● **The task**: Look through the entries and report how many lines include the word "standards". Give the number alone.

● **Collection entries**:

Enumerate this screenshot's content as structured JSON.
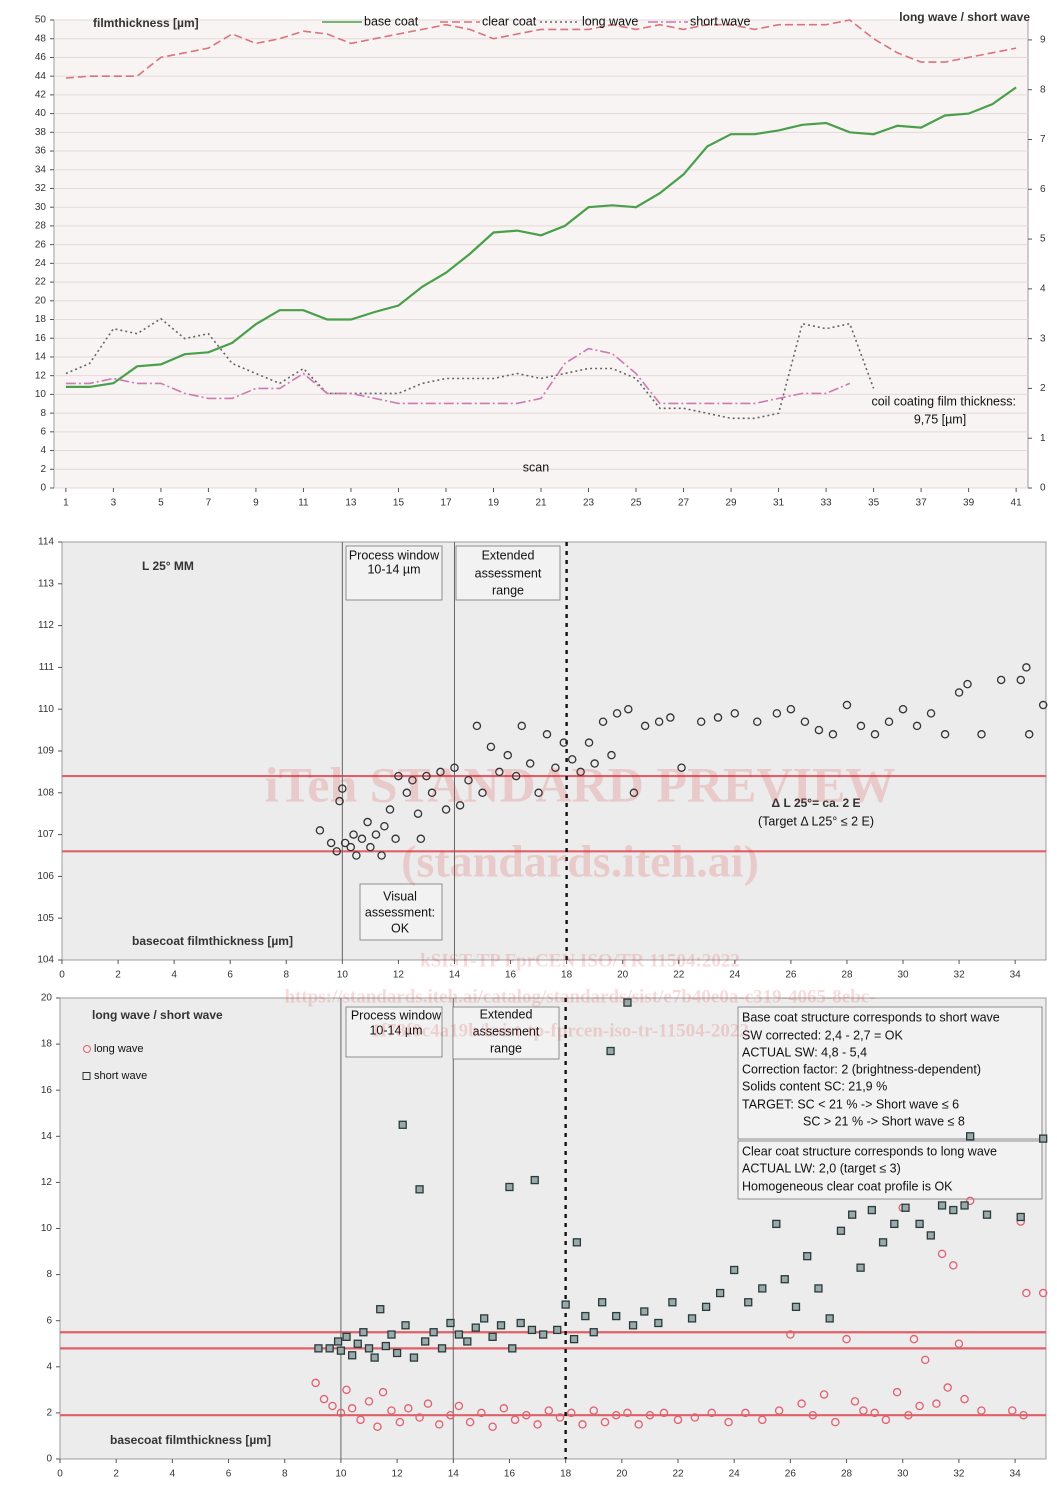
{
  "chart_data": [
    {
      "type": "line",
      "x": [
        1,
        2,
        3,
        4,
        5,
        6,
        7,
        8,
        9,
        10,
        11,
        12,
        13,
        14,
        15,
        16,
        17,
        18,
        19,
        20,
        21,
        22,
        23,
        24,
        25,
        26,
        27,
        28,
        29,
        30,
        31,
        32,
        33,
        34,
        35,
        36,
        37,
        38,
        39,
        40,
        41
      ],
      "xlim": [
        0.5,
        41.5
      ],
      "xticks": [
        1,
        3,
        5,
        7,
        9,
        11,
        13,
        15,
        17,
        19,
        21,
        23,
        25,
        27,
        29,
        31,
        33,
        35,
        37,
        39,
        41
      ],
      "ylim": [
        0,
        50
      ],
      "yticks": [
        0,
        2,
        4,
        6,
        8,
        10,
        12,
        14,
        16,
        18,
        20,
        22,
        24,
        26,
        28,
        30,
        32,
        34,
        36,
        38,
        40,
        42,
        44,
        46,
        48,
        50
      ],
      "y2lim": [
        0,
        9.4
      ],
      "y2ticks": [
        0,
        1,
        2,
        3,
        4,
        5,
        6,
        7,
        8,
        9
      ],
      "grid": true,
      "series": [
        {
          "name": "base coat",
          "color": "#4aa04a",
          "style": "solid",
          "values": [
            10.8,
            10.8,
            11.2,
            13,
            13.2,
            14.3,
            14.5,
            15.5,
            17.5,
            19,
            19,
            18,
            18,
            18.8,
            19.5,
            21.5,
            23,
            25,
            27.3,
            27.5,
            27,
            28,
            30,
            30.2,
            30,
            31.5,
            33.5,
            36.5,
            37.8,
            37.8,
            38.2,
            38.8,
            39,
            38,
            37.8,
            38.7,
            38.5,
            39.8,
            40,
            41,
            42.8
          ]
        },
        {
          "name": "clear coat",
          "color": "#d9747a",
          "style": "dashed",
          "values": [
            43.8,
            44,
            44,
            44,
            46,
            46.5,
            47,
            48.5,
            47.5,
            48,
            48.8,
            48.5,
            47.5,
            48,
            48.5,
            49,
            49.5,
            49,
            48,
            48.5,
            49,
            49,
            49,
            49.5,
            49,
            49.5,
            49,
            49.5,
            49.5,
            49,
            49.5,
            49.5,
            49.5,
            50,
            48,
            46.5,
            45.5,
            45.5,
            46,
            46.5,
            47
          ]
        },
        {
          "name": "long wave",
          "color": "#666666",
          "style": "dotted",
          "axis": "y2",
          "values": [
            2.3,
            2.5,
            3.2,
            3.1,
            3.4,
            3.0,
            3.1,
            2.5,
            2.3,
            2.1,
            2.4,
            1.9,
            1.9,
            1.9,
            1.9,
            2.1,
            2.2,
            2.2,
            2.2,
            2.3,
            2.2,
            2.3,
            2.4,
            2.4,
            2.2,
            1.6,
            1.6,
            1.5,
            1.4,
            1.4,
            1.5,
            3.3,
            3.2,
            3.3,
            2.0,
            null,
            null,
            null,
            null,
            null,
            null
          ]
        },
        {
          "name": "short wave",
          "color": "#cc7ab0",
          "style": "dashdot",
          "axis": "y2",
          "values": [
            2.1,
            2.1,
            2.2,
            2.1,
            2.1,
            1.9,
            1.8,
            1.8,
            2.0,
            2.0,
            2.3,
            1.9,
            1.9,
            1.8,
            1.7,
            1.7,
            1.7,
            1.7,
            1.7,
            1.7,
            1.8,
            2.5,
            2.8,
            2.7,
            2.3,
            1.7,
            1.7,
            1.7,
            1.7,
            1.7,
            1.8,
            1.9,
            1.9,
            2.1,
            null,
            null,
            null,
            null,
            null,
            null,
            null
          ]
        }
      ],
      "annotations": [
        "filmthickness [µm]",
        "long wave / short wave",
        "coil coating film thickness:",
        "9,75 [µm]",
        "scan"
      ]
    },
    {
      "type": "scatter",
      "x": [
        9.2,
        9.6,
        9.8,
        9.9,
        10.0,
        10.1,
        10.3,
        10.4,
        10.5,
        10.7,
        10.9,
        11.0,
        11.2,
        11.4,
        11.5,
        11.7,
        11.9,
        12.0,
        12.3,
        12.5,
        12.7,
        12.8,
        13.0,
        13.2,
        13.5,
        13.7,
        14.0,
        14.2,
        14.5,
        14.8,
        15.0,
        15.3,
        15.6,
        15.9,
        16.2,
        16.4,
        16.7,
        17.0,
        17.3,
        17.6,
        17.9,
        18.2,
        18.5,
        18.8,
        19.0,
        19.3,
        19.6,
        19.8,
        20.2,
        20.4,
        20.8,
        21.3,
        21.7,
        22.1,
        22.8,
        23.4,
        24.0,
        24.8,
        25.5,
        26.0,
        26.5,
        27.0,
        27.5,
        28.0,
        28.5,
        29.0,
        29.5,
        30.0,
        30.5,
        31.0,
        31.5,
        32.0,
        32.3,
        32.8,
        33.5,
        34.2,
        34.4,
        34.5,
        35.0
      ],
      "values": [
        107.1,
        106.8,
        106.6,
        107.8,
        108.1,
        106.8,
        106.7,
        107.0,
        106.5,
        106.9,
        107.3,
        106.7,
        107.0,
        106.5,
        107.2,
        107.6,
        106.9,
        108.4,
        108.0,
        108.3,
        107.5,
        106.9,
        108.4,
        108.0,
        108.5,
        107.6,
        108.6,
        107.7,
        108.3,
        109.6,
        108.0,
        109.1,
        108.5,
        108.9,
        108.4,
        109.6,
        108.7,
        108.0,
        109.4,
        108.6,
        109.2,
        108.8,
        108.5,
        109.2,
        108.7,
        109.7,
        108.9,
        109.9,
        110.0,
        108.0,
        109.6,
        109.7,
        109.8,
        108.6,
        109.7,
        109.8,
        109.9,
        109.7,
        109.9,
        110.0,
        109.7,
        109.5,
        109.4,
        110.1,
        109.6,
        109.4,
        109.7,
        110.0,
        109.6,
        109.9,
        109.4,
        110.4,
        110.6,
        109.4,
        110.7,
        110.7,
        111.0,
        109.4,
        110.1
      ],
      "color": "#333333",
      "marker": "circle",
      "xlim": [
        0,
        35.1
      ],
      "xticks": [
        0,
        2,
        4,
        6,
        8,
        10,
        12,
        14,
        16,
        18,
        20,
        22,
        24,
        26,
        28,
        30,
        32,
        34
      ],
      "ylim": [
        104,
        114
      ],
      "yticks": [
        104,
        105,
        106,
        107,
        108,
        109,
        110,
        111,
        112,
        113,
        114
      ],
      "hlines": [
        108.4,
        106.6
      ],
      "hline_color": "#e0606a",
      "vlines": [
        10,
        14,
        18
      ],
      "vline_styles": [
        "solid",
        "solid",
        "dotted"
      ],
      "annotations": [
        "L 25° MM",
        "Process window",
        "10-14 µm",
        "Extended",
        "assessment",
        "range",
        "Visual",
        "assessment:",
        "OK",
        "Δ L 25°= ca. 2  E",
        "(Target Δ L25° ≤ 2 E)",
        "basecoat filmthickness [µm]"
      ]
    },
    {
      "type": "scatter",
      "xlim": [
        0,
        35.1
      ],
      "xticks": [
        0,
        2,
        4,
        6,
        8,
        10,
        12,
        14,
        16,
        18,
        20,
        22,
        24,
        26,
        28,
        30,
        32,
        34
      ],
      "ylim": [
        0,
        20
      ],
      "yticks": [
        0,
        2,
        4,
        6,
        8,
        10,
        12,
        14,
        16,
        18,
        20
      ],
      "series": [
        {
          "name": "long wave",
          "color": "#e06070",
          "marker": "circle",
          "x": [
            9.1,
            9.4,
            9.7,
            10.0,
            10.2,
            10.4,
            10.7,
            11.0,
            11.3,
            11.5,
            11.8,
            12.1,
            12.4,
            12.8,
            13.1,
            13.5,
            13.9,
            14.2,
            14.6,
            15.0,
            15.4,
            15.8,
            16.2,
            16.6,
            17.0,
            17.4,
            17.8,
            18.2,
            18.6,
            19.0,
            19.4,
            19.8,
            20.2,
            20.6,
            21.0,
            21.5,
            22.0,
            22.6,
            23.2,
            23.8,
            24.4,
            25.0,
            25.6,
            26.0,
            26.4,
            26.8,
            27.2,
            27.6,
            28.0,
            28.3,
            28.6,
            29.0,
            29.4,
            29.8,
            30.0,
            30.2,
            30.4,
            30.6,
            30.8,
            31.2,
            31.4,
            31.6,
            31.8,
            32.0,
            32.2,
            32.4,
            32.8,
            33.9,
            34.2,
            34.3,
            34.4,
            35.0
          ],
          "values": [
            3.3,
            2.6,
            2.3,
            2.0,
            3.0,
            2.2,
            1.7,
            2.5,
            1.4,
            2.9,
            2.1,
            1.6,
            2.2,
            1.8,
            2.4,
            1.5,
            1.9,
            2.3,
            1.6,
            2.0,
            1.4,
            2.2,
            1.7,
            1.9,
            1.5,
            2.1,
            1.8,
            2.0,
            1.5,
            2.1,
            1.6,
            1.9,
            2.0,
            1.5,
            1.9,
            2.0,
            1.7,
            1.8,
            2.0,
            1.6,
            2.0,
            1.7,
            2.1,
            5.4,
            2.4,
            1.9,
            2.8,
            1.6,
            5.2,
            2.5,
            2.1,
            2.0,
            1.7,
            2.9,
            10.9,
            1.9,
            5.2,
            2.3,
            4.3,
            2.4,
            8.9,
            3.1,
            8.4,
            5.0,
            2.6,
            11.2,
            2.1,
            2.1,
            10.3,
            1.9,
            7.2,
            7.2
          ]
        },
        {
          "name": "short wave",
          "color": "#2a3a3a",
          "marker": "square",
          "x": [
            9.2,
            9.6,
            9.9,
            10.0,
            10.2,
            10.4,
            10.6,
            10.8,
            11.0,
            11.2,
            11.4,
            11.6,
            11.8,
            12.0,
            12.2,
            12.3,
            12.6,
            12.8,
            13.0,
            13.3,
            13.6,
            13.9,
            14.2,
            14.5,
            14.8,
            15.1,
            15.4,
            15.7,
            16.0,
            16.1,
            16.4,
            16.8,
            16.9,
            17.2,
            17.7,
            18.0,
            18.3,
            18.4,
            18.7,
            19.0,
            19.3,
            19.6,
            19.8,
            20.2,
            20.4,
            20.8,
            21.3,
            21.8,
            22.5,
            23.0,
            23.5,
            24.0,
            24.5,
            25.0,
            25.5,
            25.8,
            26.2,
            26.6,
            27.0,
            27.4,
            27.8,
            28.2,
            28.5,
            28.9,
            29.3,
            29.7,
            30.1,
            30.6,
            31.0,
            31.4,
            31.8,
            32.2,
            32.4,
            33.0,
            34.2,
            35.0
          ],
          "values": [
            4.8,
            4.8,
            5.1,
            4.7,
            5.3,
            4.5,
            5.0,
            5.5,
            4.8,
            4.4,
            6.5,
            4.9,
            5.4,
            4.6,
            14.5,
            5.8,
            4.4,
            11.7,
            5.1,
            5.5,
            4.8,
            5.9,
            5.4,
            5.1,
            5.7,
            6.1,
            5.3,
            5.8,
            11.8,
            4.8,
            5.9,
            5.6,
            12.1,
            5.4,
            5.6,
            6.7,
            5.2,
            9.4,
            6.2,
            5.5,
            6.8,
            17.7,
            6.2,
            19.8,
            5.8,
            6.4,
            5.9,
            6.8,
            6.1,
            6.6,
            7.2,
            8.2,
            6.8,
            7.4,
            10.2,
            7.8,
            6.6,
            8.8,
            7.4,
            6.1,
            9.9,
            10.6,
            8.3,
            10.8,
            9.4,
            10.2,
            10.9,
            10.2,
            9.7,
            11.0,
            10.8,
            11.0,
            14.0,
            10.6,
            10.5,
            13.9
          ]
        }
      ],
      "hlines": [
        5.5,
        4.8,
        1.9
      ],
      "hline_color": "#e0606a",
      "vlines": [
        10,
        14,
        18
      ],
      "vline_styles": [
        "solid",
        "solid",
        "dotted"
      ],
      "annotations": [
        "long wave / short wave",
        "Process window",
        "10-14 µm",
        "Extended",
        "assessment",
        "range",
        "Base coat structure corresponds to short wave",
        "SW corrected: 2,4 - 2,7 = OK",
        "ACTUAL  SW: 4,8 - 5,4",
        "Correction factor: 2 (brightness-dependent)",
        "Solids content SC: 21,9    %",
        "TARGET: SC < 21 % -> Short wave ≤ 6",
        "SC > 21 % -> Short wave ≤ 8",
        "Clear coat structure corresponds to long wave",
        "ACTUAL  LW: 2,0 (target ≤ 3)",
        "Homogeneous clear coat profile is OK",
        "basecoat filmthickness [µm]"
      ]
    }
  ],
  "watermark": [
    "iTeh STANDARD PREVIEW",
    "(standards.iteh.ai)",
    "kSIST-TP FprCEN ISO/TR 11504:2022",
    "https://standards.iteh.ai/catalog/standards/sist/e7b40e0a-c319-4065-8ebc-",
    "1f78f0c4a19b/ksist-tp-fprcen-iso-tr-11504-2022"
  ]
}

● **The response**: 2